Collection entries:
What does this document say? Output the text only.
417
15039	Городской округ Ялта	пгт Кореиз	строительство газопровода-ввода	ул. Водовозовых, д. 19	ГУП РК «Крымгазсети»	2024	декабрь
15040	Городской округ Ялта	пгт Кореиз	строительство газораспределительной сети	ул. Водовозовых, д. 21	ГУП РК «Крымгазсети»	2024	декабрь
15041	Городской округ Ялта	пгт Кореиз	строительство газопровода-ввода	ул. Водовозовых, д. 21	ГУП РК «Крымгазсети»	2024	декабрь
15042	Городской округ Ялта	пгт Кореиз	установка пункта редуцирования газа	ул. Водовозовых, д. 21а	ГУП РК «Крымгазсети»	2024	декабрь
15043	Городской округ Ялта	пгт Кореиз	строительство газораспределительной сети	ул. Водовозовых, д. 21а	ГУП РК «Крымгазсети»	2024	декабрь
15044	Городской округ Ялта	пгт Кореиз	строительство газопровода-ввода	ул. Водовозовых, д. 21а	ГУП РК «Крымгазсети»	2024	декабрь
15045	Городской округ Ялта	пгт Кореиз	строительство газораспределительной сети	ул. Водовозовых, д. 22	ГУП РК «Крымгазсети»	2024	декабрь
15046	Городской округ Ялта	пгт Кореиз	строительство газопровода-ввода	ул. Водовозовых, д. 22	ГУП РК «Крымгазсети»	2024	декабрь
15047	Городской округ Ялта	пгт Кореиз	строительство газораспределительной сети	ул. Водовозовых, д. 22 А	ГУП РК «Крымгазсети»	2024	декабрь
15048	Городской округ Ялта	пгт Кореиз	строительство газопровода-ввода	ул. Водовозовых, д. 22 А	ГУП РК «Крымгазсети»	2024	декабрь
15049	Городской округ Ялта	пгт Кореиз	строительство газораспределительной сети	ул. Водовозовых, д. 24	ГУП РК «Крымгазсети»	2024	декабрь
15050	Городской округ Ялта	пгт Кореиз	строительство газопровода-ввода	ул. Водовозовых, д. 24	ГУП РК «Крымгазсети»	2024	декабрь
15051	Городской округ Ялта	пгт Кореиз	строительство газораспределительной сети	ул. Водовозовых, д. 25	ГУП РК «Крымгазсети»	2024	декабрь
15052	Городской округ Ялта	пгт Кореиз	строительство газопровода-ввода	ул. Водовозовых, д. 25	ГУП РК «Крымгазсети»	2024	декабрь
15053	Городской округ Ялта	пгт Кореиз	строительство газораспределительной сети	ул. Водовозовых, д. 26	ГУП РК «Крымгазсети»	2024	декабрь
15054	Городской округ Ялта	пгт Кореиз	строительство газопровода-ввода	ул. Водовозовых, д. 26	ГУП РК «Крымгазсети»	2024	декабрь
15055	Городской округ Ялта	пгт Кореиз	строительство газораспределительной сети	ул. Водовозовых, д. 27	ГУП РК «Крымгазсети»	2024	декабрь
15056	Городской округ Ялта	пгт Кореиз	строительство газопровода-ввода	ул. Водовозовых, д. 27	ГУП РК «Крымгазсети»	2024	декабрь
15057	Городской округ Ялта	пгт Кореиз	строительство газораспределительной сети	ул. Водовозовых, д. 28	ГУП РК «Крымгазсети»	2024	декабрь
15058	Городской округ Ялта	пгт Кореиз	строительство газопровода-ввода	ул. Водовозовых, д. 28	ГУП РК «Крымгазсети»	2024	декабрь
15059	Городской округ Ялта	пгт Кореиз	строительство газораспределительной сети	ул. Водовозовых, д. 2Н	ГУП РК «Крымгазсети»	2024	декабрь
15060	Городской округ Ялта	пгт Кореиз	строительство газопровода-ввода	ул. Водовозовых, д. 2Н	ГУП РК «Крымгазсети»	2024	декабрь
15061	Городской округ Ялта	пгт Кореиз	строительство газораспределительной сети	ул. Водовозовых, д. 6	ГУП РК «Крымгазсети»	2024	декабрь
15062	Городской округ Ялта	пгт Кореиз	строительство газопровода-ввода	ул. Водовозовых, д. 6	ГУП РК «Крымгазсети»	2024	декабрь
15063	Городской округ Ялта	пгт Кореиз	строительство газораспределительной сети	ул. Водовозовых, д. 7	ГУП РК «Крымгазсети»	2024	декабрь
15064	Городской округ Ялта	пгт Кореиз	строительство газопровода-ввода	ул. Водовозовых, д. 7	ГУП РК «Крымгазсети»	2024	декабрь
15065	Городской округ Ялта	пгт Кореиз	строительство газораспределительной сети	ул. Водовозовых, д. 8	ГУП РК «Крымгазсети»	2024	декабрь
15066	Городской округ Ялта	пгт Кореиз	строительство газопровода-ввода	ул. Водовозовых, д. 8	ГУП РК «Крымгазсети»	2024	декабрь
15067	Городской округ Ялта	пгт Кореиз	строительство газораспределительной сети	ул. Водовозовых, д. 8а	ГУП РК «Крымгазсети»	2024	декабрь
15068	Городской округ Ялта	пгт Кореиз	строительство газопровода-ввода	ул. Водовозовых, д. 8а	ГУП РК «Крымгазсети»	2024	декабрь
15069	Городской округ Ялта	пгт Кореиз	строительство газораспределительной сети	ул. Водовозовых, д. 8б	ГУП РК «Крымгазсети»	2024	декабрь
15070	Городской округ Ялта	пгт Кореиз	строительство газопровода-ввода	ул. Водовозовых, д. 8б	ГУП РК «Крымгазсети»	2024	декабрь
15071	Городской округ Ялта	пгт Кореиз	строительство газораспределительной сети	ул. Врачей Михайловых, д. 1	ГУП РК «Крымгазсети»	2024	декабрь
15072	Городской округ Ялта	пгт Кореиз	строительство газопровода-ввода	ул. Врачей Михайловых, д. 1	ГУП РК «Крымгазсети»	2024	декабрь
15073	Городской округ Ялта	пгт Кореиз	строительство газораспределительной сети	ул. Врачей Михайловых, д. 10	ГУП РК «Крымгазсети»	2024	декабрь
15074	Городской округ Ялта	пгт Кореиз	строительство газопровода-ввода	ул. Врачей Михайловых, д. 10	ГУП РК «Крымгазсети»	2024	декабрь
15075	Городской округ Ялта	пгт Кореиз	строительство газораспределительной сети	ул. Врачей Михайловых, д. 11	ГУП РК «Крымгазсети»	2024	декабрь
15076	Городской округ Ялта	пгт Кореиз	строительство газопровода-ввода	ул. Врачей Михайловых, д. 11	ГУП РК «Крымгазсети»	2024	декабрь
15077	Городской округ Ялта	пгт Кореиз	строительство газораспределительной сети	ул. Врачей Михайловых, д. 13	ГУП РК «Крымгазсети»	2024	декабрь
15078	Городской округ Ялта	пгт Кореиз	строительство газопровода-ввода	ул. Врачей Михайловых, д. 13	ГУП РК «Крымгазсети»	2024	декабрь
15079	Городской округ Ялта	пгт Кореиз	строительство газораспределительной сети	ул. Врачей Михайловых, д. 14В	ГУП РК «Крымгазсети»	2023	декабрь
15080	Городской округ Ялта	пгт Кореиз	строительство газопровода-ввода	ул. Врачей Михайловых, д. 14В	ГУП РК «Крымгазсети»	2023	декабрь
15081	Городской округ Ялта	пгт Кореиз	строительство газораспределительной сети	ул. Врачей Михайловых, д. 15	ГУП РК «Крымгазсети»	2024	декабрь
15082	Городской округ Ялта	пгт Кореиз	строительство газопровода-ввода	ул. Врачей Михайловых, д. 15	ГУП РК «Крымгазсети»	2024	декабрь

_WRITTEN INSTRUCTION_
Your task is to repeat each line of the material exactly.

_REPLY TO THE TASK_
What does this document say? Output the text only.
417
15039	Городской округ Ялта	пгт Кореиз	строительство газопровода-ввода	ул. Водовозовых, д. 19	ГУП РК «Крымгазсети»	2024	декабрь
15040	Городской округ Ялта	пгт Кореиз	строительство газораспределительной сети	ул. Водовозовых, д. 21	ГУП РК «Крымгазсети»	2024	декабрь
15041	Городской округ Ялта	пгт Кореиз	строительство газопровода-ввода	ул. Водовозовых, д. 21	ГУП РК «Крымгазсети»	2024	декабрь
15042	Городской округ Ялта	пгт Кореиз	установка пункта редуцирования газа	ул. Водовозовых, д. 21а	ГУП РК «Крымгазсети»	2024	декабрь
15043	Городской округ Ялта	пгт Кореиз	строительство газораспределительной сети	ул. Водовозовых, д. 21а	ГУП РК «Крымгазсети»	2024	декабрь
15044	Городской округ Ялта	пгт Кореиз	строительство газопровода-ввода	ул. Водовозовых, д. 21а	ГУП РК «Крымгазсети»	2024	декабрь
15045	Городской округ Ялта	пгт Кореиз	строительство газораспределительной сети	ул. Водовозовых, д. 22	ГУП РК «Крымгазсети»	2024	декабрь
15046	Городской округ Ялта	пгт Кореиз	строительство газопровода-ввода	ул. Водовозовых, д. 22	ГУП РК «Крымгазсети»	2024	декабрь
15047	Городской округ Ялта	пгт Кореиз	строительство газораспределительной сети	ул. Водовозовых, д. 22 А	ГУП РК «Крымгазсети»	2024	декабрь
15048	Городской округ Ялта	пгт Кореиз	строительство газопровода-ввода	ул. Водовозовых, д. 22 А	ГУП РК «Крымгазсети»	2024	декабрь
15049	Городской округ Ялта	пгт Кореиз	строительство газораспределительной сети	ул. Водовозовых, д. 24	ГУП РК «Крымгазсети»	2024	декабрь
15050	Городской округ Ялта	пгт Кореиз	строительство газопровода-ввода	ул. Водовозовых, д. 24	ГУП РК «Крымгазсети»	2024	декабрь
15051	Городской округ Ялта	пгт Кореиз	строительство газораспределительной сети	ул. Водовозовых, д. 25	ГУП РК «Крымгазсети»	2024	декабрь
15052	Городской округ Ялта	пгт Кореиз	строительство газопровода-ввода	ул. Водовозовых, д. 25	ГУП РК «Крымгазсети»	2024	декабрь
15053	Городской округ Ялта	пгт Кореиз	строительство газораспределительной сети	ул. Водовозовых, д. 26	ГУП РК «Крымгазсети»	2024	декабрь
15054	Городской округ Ялта	пгт Кореиз	строительство газопровода-ввода	ул. Водовозовых, д. 26	ГУП РК «Крымгазсети»	2024	декабрь
15055	Городской округ Ялта	пгт Кореиз	строительство газораспределительной сети	ул. Водовозовых, д. 27	ГУП РК «Крымгазсети»	2024	декабрь
15056	Городской округ Ялта	пгт Кореиз	строительство газопровода-ввода	ул. Водовозовых, д. 27	ГУП РК «Крымгазсети»	2024	декабрь
15057	Городской округ Ялта	пгт Кореиз	строительство газораспределительной сети	ул. Водовозовых, д. 28	ГУП РК «Крымгазсети»	2024	декабрь
15058	Городской округ Ялта	пгт Кореиз	строительство газопровода-ввода	ул. Водовозовых, д. 28	ГУП РК «Крымгазсети»	2024	декабрь
15059	Городской округ Ялта	пгт Кореиз	строительство газораспределительной сети	ул. Водовозовых, д. 2Н	ГУП РК «Крымгазсети»	2024	декабрь
15060	Городской округ Ялта	пгт Кореиз	строительство газопровода-ввода	ул. Водовозовых, д. 2Н	ГУП РК «Крымгазсети»	2024	декабрь
15061	Городской округ Ялта	пгт Кореиз	строительство газораспределительной сети	ул. Водовозовых, д. 6	ГУП РК «Крымгазсети»	2024	декабрь
15062	Городской округ Ялта	пгт Кореиз	строительство газопровода-ввода	ул. Водовозовых, д. 6	ГУП РК «Крымгазсети»	2024	декабрь
15063	Городской округ Ялта	пгт Кореиз	строительство газораспределительной сети	ул. Водовозовых, д. 7	ГУП РК «Крымгазсети»	2024	декабрь
15064	Городской округ Ялта	пгт Кореиз	строительство газопровода-ввода	ул. Водовозовых, д. 7	ГУП РК «Крымгазсети»	2024	декабрь
15065	Городской округ Ялта	пгт Кореиз	строительство газораспределительной сети	ул. Водовозовых, д. 8	ГУП РК «Крымгазсети»	2024	декабрь
15066	Городской округ Ялта	пгт Кореиз	строительство газопровода-ввода	ул. Водовозовых, д. 8	ГУП РК «Крымгазсети»	2024	декабрь
15067	Городской округ Ялта	пгт Кореиз	строительство газораспределительной сети	ул. Водовозовых, д. 8а	ГУП РК «Крымгазсети»	2024	декабрь
15068	Городской округ Ялта	пгт Кореиз	строительство газопровода-ввода	ул. Водовозовых, д. 8а	ГУП РК «Крымгазсети»	2024	декабрь
15069	Городской округ Ялта	пгт Кореиз	строительство газораспределительной сети	ул. Водовозовых, д. 8б	ГУП РК «Крымгазсети»	2024	декабрь
15070	Городской округ Ялта	пгт Кореиз	строительство газопровода-ввода	ул. Водовозовых, д. 8б	ГУП РК «Крымгазсети»	2024	декабрь
15071	Городской округ Ялта	пгт Кореиз	строительство газораспределительной сети	ул. Врачей Михайловых, д. 1	ГУП РК «Крымгазсети»	2024	декабрь
15072	Городской округ Ялта	пгт Кореиз	строительство газопровода-ввода	ул. Врачей Михайловых, д. 1	ГУП РК «Крымгазсети»	2024	декабрь
15073	Городской округ Ялта	пгт Кореиз	строительство газораспределительной сети	ул. Врачей Михайловых, д. 10	ГУП РК «Крымгазсети»	2024	декабрь
15074	Городской округ Ялта	пгт Кореиз	строительство газопровода-ввода	ул. Врачей Михайловых, д. 10	ГУП РК «Крымгазсети»	2024	декабрь
15075	Городской округ Ялта	пгт Кореиз	строительство газораспределительной сети	ул. Врачей Михайловых, д. 11	ГУП РК «Крымгазсети»	2024	декабрь
15076	Городской округ Ялта	пгт Кореиз	строительство газопровода-ввода	ул. Врачей Михайловых, д. 11	ГУП РК «Крымгазсети»	2024	декабрь
15077	Городской округ Ялта	пгт Кореиз	строительство газораспределительной сети	ул. Врачей Михайловых, д. 13	ГУП РК «Крымгазсети»	2024	декабрь
15078	Городской округ Ялта	пгт Кореиз	строительство газопровода-ввода	ул. Врачей Михайловых, д. 13	ГУП РК «Крымгазсети»	2024	декабрь
15079	Городской округ Ялта	пгт Кореиз	строительство газораспределительной сети	ул. Врачей Михайловых, д. 14В	ГУП РК «Крымгазсети»	2023	декабрь
15080	Городской округ Ялта	пгт Кореиз	строительство газопровода-ввода	ул. Врачей Михайловых, д. 14В	ГУП РК «Крымгазсети»	2023	декабрь
15081	Городской округ Ялта	пгт Кореиз	строительство газораспределительной сети	ул. Врачей Михайловых, д. 15	ГУП РК «Крымгазсети»	2024	декабрь
15082	Городской округ Ялта	пгт Кореиз	строительство газопровода-ввода	ул. Врачей Михайловых, д. 15	ГУП РК «Крымгазсети»	2024	декабрь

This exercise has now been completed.